Aim of the task: Scan each line of the records for the word "style" and extract the ones that have it.

--- Start Data for this exercise ---

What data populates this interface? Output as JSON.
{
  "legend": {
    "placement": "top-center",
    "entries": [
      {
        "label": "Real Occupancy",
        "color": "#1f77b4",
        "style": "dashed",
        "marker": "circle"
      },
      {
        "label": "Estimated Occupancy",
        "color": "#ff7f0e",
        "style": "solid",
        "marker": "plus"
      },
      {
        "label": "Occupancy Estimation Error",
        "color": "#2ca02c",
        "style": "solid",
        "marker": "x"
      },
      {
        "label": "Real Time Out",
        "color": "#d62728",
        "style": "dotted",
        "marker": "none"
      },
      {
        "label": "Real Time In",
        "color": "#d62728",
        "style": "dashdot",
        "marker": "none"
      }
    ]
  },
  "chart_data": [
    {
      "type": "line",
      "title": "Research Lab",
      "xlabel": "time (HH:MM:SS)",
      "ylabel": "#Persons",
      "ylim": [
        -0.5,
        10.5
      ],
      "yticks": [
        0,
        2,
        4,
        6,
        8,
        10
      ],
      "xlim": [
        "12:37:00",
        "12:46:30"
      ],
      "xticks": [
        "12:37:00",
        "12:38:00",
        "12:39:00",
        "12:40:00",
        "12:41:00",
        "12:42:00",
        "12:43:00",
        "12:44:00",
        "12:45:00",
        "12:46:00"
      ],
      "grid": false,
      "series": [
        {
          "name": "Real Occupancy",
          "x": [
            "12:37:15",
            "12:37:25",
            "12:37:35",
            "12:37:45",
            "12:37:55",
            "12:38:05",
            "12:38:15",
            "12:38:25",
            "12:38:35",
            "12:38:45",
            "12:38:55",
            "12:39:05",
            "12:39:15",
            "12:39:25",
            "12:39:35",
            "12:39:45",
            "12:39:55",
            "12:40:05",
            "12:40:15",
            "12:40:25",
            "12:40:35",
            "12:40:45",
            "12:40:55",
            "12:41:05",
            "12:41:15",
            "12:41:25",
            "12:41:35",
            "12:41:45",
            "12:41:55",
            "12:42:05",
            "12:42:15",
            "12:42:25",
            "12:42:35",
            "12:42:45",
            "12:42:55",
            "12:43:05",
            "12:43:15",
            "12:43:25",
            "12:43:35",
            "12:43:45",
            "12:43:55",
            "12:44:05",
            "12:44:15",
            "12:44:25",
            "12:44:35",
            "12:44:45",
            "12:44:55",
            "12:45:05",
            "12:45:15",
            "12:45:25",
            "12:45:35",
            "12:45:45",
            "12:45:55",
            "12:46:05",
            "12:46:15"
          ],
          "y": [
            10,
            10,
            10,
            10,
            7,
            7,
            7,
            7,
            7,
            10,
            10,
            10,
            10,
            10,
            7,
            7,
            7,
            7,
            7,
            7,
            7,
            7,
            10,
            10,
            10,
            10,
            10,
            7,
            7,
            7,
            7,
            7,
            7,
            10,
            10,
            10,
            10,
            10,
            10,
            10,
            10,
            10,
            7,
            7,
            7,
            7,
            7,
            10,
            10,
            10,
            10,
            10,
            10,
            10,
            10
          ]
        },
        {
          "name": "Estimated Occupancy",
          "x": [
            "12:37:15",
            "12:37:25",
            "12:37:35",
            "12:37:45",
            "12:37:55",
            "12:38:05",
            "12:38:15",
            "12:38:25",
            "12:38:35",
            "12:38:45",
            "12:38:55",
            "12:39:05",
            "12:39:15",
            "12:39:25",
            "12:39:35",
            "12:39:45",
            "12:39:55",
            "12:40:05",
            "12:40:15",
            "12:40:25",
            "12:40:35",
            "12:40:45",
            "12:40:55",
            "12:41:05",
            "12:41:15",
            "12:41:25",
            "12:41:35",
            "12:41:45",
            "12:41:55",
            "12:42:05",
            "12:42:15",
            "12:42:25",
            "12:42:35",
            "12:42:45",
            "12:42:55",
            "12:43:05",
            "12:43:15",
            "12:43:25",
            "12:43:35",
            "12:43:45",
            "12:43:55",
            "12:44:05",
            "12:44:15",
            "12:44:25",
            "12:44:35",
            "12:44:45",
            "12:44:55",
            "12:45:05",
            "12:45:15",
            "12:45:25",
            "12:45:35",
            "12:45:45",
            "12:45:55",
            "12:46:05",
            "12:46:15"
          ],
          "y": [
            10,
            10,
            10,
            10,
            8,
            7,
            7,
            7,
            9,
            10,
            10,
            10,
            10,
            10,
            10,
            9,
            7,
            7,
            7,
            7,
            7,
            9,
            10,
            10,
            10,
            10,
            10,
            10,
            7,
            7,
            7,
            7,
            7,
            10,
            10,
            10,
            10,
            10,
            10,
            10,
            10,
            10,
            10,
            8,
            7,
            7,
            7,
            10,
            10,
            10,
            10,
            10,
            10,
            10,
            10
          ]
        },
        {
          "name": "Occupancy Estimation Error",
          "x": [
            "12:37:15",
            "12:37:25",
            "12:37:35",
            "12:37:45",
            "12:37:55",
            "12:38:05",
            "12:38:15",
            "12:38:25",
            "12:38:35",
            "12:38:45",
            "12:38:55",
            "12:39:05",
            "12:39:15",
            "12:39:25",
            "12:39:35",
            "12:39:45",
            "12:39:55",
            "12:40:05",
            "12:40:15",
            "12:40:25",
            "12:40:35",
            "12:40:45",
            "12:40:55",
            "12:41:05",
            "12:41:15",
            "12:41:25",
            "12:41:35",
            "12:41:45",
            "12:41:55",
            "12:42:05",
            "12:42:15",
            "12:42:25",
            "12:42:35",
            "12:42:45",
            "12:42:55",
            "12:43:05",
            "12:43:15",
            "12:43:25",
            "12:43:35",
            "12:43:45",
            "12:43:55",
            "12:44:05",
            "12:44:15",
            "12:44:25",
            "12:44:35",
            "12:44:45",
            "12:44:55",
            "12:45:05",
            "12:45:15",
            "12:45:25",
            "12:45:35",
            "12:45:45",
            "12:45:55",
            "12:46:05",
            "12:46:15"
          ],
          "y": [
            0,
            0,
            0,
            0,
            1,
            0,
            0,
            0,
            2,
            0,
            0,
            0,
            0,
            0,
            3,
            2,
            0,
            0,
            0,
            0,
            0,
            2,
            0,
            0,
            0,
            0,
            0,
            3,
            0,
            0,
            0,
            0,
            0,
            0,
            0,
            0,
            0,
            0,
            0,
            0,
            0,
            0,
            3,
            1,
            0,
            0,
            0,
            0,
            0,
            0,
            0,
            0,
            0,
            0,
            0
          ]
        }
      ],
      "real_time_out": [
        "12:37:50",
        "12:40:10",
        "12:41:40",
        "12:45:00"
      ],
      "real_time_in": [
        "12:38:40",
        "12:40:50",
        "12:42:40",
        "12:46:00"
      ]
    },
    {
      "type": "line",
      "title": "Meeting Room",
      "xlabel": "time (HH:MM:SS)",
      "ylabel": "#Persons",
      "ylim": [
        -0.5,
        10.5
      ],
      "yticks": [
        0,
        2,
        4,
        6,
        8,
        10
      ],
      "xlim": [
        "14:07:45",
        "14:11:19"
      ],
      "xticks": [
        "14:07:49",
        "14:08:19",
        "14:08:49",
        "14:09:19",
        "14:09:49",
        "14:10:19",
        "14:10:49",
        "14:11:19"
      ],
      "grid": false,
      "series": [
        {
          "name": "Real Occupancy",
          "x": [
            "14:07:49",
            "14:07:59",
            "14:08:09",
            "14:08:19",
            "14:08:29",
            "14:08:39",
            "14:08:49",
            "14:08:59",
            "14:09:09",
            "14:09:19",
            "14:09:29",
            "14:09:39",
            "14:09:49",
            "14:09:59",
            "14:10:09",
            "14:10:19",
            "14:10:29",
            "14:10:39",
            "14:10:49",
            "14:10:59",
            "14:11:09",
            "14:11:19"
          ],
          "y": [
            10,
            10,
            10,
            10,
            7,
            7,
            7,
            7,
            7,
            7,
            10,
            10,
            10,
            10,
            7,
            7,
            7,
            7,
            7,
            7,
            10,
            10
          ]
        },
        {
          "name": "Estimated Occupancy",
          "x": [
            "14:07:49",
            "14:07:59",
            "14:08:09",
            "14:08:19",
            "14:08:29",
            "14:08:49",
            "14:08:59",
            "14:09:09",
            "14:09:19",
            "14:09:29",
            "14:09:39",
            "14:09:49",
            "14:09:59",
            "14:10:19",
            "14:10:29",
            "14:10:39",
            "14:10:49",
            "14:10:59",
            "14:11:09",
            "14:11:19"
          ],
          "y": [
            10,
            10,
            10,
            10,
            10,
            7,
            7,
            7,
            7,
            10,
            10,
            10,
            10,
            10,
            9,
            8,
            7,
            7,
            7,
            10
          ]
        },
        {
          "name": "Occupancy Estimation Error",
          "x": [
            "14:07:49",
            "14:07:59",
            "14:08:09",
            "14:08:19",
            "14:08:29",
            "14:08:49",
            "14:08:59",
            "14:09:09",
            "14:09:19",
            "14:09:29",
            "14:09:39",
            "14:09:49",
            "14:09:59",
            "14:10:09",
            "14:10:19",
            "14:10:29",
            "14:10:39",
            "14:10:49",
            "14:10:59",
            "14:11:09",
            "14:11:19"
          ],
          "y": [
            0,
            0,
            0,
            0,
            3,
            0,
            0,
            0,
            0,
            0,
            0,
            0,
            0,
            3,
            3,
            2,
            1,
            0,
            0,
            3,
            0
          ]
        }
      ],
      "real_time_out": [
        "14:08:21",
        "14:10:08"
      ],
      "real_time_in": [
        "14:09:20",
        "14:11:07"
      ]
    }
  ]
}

--- End Data for this exercise ---

Written answer:
        "style": "dashed",
        "style": "solid",
        "style": "solid",
        "style": "dotted",
        "style": "dashdot",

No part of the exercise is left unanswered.